> _Exercises_
1. According to the Oxford sermon, what overcomes Isaiah in the temple, and what prompts it? Answer in one to three sentences.
2. Answer these questions from the Oxford sermon, one line each:
(a) Who preached the sermon, and on what date?
(b) Which Bible reference is given with the opening verse?
(c) In what year did Isaiah's encounter in the temple take place?
3. Reproduce the part of the Oxford sermon between "A reluctant prophet" and "inadequacy, their weakness.", inclusive.
---------- Selected extract ----------
Sermon from Christ Church Cathedral Oxford, preached by the Rt Revd Dr Steven Croft, Bishop of Oxford, at Holy Communion on the 6th of February 2022.

But by the grace of God I am what I am and his grace towards me has not been in vain (I Corinthians 15.30).

A reluctant prophet and poet. A persecutor of the church. An impetuous fisherman. Today’s readings profile the kind of people who are called by God to service in the life of the Church. The profiles stress neither their gifts nor skills. No-one is placed on a pedestal or called a saint. Rather each, in their own words and from their own mouth, confess their guilt, their inadequacy, their weakness.

We know very little of the prophet Isaiah before his encounter with the holiness of God in the temple in the year that King Uzziah died. We discover only a little about him from the beautiful narrative of his call except this. That when he is granted a vision of power and beauty, of God, Isaiah is overcome with a sense of the holiness and majesty of God and of his own inadequacy.
---------- Provided data ----------
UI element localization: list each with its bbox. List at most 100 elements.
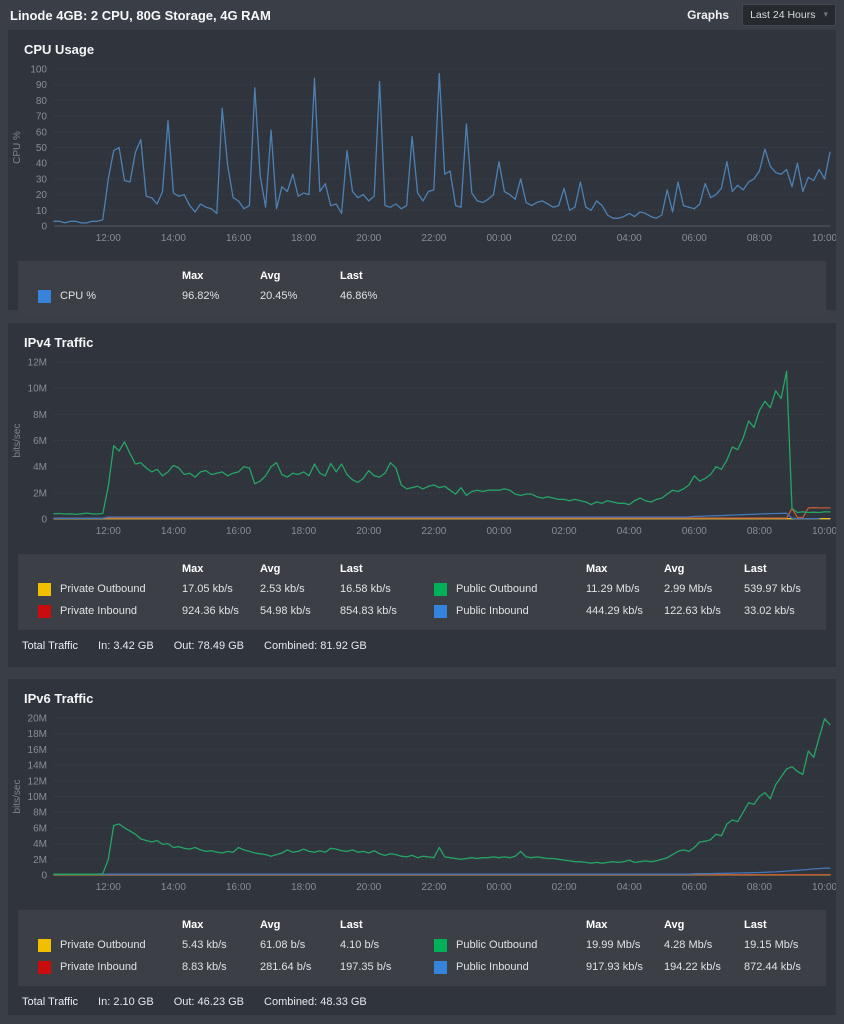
----------
> _Exercise responses_
1. Isaiah is overcome with a sense of the holiness and majesty of God and of his own inadequacy. This happens when he is granted a vision of power and beauty, of God, in the temple in the year that King Uzziah died.

2.
(a) The Rt Revd Dr Steven Croft, Bishop of Oxford, preached it on the 6th of February 2022.
(b) I Corinthians 15.30.
(c) In the year that King Uzziah died.

3.
A reluctant prophet and poet. A persecutor of the church. An impetuous fisherman. Today’s readings profile the kind of people who are called by God to service in the life of the Church. The profiles stress neither their gifts nor skills. No-one is placed on a pedestal or called a saint. Rather each, in their own words and from their own mouth, confess their guilt, their inadequacy, their weakness.